* RECORDS SHOWN:
──────────

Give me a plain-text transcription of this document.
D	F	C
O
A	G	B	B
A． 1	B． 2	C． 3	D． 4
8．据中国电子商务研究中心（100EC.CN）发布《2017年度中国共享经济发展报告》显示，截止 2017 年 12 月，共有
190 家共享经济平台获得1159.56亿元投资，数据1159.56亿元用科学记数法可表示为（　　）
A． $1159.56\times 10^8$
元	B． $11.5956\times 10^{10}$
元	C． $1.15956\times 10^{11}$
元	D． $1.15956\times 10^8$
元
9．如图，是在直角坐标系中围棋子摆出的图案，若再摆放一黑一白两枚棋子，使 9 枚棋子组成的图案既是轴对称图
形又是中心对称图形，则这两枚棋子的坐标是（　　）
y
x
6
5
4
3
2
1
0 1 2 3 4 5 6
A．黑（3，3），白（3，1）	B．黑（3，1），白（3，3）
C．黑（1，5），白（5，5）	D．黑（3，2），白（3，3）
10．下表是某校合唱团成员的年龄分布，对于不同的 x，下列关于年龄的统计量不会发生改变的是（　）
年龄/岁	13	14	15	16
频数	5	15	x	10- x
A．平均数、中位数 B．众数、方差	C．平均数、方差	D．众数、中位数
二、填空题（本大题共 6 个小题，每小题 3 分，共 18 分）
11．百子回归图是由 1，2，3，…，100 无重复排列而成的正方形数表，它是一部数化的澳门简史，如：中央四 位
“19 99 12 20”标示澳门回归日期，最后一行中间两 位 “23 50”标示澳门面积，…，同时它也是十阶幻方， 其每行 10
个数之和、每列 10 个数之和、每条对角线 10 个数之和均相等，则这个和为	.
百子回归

──────────

* DIRECTION: Take the lines above and print them exactly.

* SOLUTION BELOW:
Give me a plain-text transcription of this document.
D	F	C
O
A	G	B	B
A． 1	B． 2	C． 3	D． 4
8．据中国电子商务研究中心（100EC.CN）发布《2017年度中国共享经济发展报告》显示，截止 2017 年 12 月，共有
190 家共享经济平台获得1159.56亿元投资，数据1159.56亿元用科学记数法可表示为（　　）
A． $1159.56\times 10^8$
元	B． $11.5956\times 10^{10}$
元	C． $1.15956\times 10^{11}$
元	D． $1.15956\times 10^8$
元
9．如图，是在直角坐标系中围棋子摆出的图案，若再摆放一黑一白两枚棋子，使 9 枚棋子组成的图案既是轴对称图
形又是中心对称图形，则这两枚棋子的坐标是（　　）
y
x
6
5
4
3
2
1
0 1 2 3 4 5 6
A．黑（3，3），白（3，1）	B．黑（3，1），白（3，3）
C．黑（1，5），白（5，5）	D．黑（3，2），白（3，3）
10．下表是某校合唱团成员的年龄分布，对于不同的 x，下列关于年龄的统计量不会发生改变的是（　）
年龄/岁	13	14	15	16
频数	5	15	x	10- x
A．平均数、中位数 B．众数、方差	C．平均数、方差	D．众数、中位数
二、填空题（本大题共 6 个小题，每小题 3 分，共 18 分）
11．百子回归图是由 1，2，3，…，100 无重复排列而成的正方形数表，它是一部数化的澳门简史，如：中央四 位
“19 99 12 20”标示澳门回归日期，最后一行中间两 位 “23 50”标示澳门面积，…，同时它也是十阶幻方， 其每行 10
个数之和、每列 10 个数之和、每条对角线 10 个数之和均相等，则这个和为	.
百子回归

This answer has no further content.